> **Written task**
Search the data for the string "公司成立后" and gather each line it is in.

> **Task data**
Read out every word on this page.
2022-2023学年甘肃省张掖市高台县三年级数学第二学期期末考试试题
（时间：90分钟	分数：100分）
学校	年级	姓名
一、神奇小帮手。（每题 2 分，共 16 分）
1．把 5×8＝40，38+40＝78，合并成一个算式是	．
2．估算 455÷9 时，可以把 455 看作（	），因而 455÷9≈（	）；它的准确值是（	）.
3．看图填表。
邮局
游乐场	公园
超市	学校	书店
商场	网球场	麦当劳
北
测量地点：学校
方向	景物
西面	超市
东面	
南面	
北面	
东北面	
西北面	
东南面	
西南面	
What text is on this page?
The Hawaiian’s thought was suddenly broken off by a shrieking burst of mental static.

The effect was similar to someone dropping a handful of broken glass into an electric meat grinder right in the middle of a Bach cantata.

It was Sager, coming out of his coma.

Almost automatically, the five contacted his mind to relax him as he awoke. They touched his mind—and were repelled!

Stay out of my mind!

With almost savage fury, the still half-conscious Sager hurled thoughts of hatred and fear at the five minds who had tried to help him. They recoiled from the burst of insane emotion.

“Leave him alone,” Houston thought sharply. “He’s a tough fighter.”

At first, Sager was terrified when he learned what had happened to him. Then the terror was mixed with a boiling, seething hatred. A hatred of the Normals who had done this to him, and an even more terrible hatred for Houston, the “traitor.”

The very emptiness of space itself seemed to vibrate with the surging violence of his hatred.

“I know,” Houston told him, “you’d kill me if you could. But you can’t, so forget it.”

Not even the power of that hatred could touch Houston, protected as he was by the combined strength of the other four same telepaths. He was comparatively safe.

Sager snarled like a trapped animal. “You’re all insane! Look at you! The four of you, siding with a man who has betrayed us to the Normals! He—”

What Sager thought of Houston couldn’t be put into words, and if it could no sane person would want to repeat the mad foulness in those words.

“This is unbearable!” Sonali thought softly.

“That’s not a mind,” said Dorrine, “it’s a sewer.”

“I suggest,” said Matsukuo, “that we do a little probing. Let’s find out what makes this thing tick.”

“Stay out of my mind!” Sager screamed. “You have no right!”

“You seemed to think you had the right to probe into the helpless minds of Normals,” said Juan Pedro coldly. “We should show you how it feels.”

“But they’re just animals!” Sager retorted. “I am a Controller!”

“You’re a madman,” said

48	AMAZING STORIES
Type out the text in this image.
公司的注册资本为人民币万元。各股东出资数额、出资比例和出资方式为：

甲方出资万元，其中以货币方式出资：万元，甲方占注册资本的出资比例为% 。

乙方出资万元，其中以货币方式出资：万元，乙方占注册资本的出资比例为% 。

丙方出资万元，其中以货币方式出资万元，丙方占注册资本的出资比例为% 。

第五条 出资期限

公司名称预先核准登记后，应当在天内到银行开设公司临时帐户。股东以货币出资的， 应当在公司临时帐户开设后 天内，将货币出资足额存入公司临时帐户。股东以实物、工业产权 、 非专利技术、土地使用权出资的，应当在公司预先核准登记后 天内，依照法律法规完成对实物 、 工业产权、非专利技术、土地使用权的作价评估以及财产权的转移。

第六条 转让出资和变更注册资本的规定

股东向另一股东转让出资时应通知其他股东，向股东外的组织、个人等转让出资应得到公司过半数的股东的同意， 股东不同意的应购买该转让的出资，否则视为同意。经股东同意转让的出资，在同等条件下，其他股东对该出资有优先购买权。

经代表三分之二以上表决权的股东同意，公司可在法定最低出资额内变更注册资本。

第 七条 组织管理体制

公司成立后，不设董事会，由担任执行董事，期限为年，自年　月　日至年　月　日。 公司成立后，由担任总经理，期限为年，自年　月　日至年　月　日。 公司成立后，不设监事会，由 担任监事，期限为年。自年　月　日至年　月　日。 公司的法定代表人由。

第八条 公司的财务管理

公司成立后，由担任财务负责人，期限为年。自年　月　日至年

> **Response to the task**
公司成立后，不设董事会，由担任执行董事，期限为年，自年　月　日至年　月　日。 公司成立后，由担任总经理，期限为年，自年　月　日至年　月　日。 公司成立后，不设监事会，由 担任监事，期限为年。自年　月　日至年　月　日。 公司的法定代表人由。
公司成立后，由担任财务负责人，期限为年。自年　月　日至年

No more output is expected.